---- Data for this task
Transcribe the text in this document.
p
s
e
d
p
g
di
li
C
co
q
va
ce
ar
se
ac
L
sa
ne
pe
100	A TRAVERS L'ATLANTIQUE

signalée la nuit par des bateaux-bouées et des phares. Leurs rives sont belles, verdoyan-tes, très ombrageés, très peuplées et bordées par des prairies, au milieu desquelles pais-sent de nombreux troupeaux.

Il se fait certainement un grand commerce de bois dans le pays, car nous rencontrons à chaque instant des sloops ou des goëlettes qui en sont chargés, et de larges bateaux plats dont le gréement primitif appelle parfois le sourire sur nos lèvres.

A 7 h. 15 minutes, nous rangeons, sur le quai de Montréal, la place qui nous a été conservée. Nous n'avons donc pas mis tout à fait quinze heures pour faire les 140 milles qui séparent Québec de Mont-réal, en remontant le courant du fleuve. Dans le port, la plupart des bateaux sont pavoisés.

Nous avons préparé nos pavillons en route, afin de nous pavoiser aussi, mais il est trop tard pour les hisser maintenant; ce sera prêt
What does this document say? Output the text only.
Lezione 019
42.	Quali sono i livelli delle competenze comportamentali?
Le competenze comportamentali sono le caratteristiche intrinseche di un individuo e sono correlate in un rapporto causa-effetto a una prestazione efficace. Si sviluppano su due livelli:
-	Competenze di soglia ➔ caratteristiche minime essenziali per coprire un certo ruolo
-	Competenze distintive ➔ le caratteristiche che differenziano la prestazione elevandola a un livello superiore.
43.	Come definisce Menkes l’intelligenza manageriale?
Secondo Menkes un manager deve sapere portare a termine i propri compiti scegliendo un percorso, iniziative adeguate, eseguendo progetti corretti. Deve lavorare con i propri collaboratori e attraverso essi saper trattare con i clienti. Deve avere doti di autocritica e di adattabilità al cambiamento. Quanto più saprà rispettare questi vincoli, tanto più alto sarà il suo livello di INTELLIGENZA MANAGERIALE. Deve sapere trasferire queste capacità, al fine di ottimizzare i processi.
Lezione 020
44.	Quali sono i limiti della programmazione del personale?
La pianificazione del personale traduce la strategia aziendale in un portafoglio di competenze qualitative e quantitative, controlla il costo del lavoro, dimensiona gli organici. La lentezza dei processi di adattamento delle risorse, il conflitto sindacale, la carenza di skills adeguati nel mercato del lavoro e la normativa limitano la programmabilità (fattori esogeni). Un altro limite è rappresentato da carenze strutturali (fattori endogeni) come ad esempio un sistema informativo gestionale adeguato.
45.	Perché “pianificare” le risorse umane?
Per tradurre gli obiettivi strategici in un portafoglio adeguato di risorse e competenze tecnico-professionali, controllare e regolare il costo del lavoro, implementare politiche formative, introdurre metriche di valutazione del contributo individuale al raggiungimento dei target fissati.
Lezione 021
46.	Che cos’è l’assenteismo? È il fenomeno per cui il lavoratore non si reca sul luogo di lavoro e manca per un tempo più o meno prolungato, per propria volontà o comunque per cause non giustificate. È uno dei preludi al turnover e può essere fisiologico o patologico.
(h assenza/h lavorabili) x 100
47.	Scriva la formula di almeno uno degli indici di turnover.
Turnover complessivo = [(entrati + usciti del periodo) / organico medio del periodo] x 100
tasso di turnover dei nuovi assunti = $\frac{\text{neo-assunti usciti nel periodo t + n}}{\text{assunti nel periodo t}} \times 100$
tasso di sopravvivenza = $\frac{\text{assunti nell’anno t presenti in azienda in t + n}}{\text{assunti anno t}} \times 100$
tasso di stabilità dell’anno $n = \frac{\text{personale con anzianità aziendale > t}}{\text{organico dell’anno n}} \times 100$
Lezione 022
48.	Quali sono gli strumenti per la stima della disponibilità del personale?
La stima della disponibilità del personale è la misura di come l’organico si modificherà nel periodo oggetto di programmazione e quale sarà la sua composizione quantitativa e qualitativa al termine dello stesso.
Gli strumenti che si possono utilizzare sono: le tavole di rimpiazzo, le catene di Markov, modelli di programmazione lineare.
--------
Problem to work on: Only lines that contain the word "disponibilità" are wanted; copy each of them.

Output for this exercise:
48.	Quali sono gli strumenti per la stima della disponibilità del personale?
La stima della disponibilità del personale è la misura di come l’organico si modificherà nel periodo oggetto di programmazione e quale sarà la sua composizione quantitativa e qualitativa al termine dello stesso.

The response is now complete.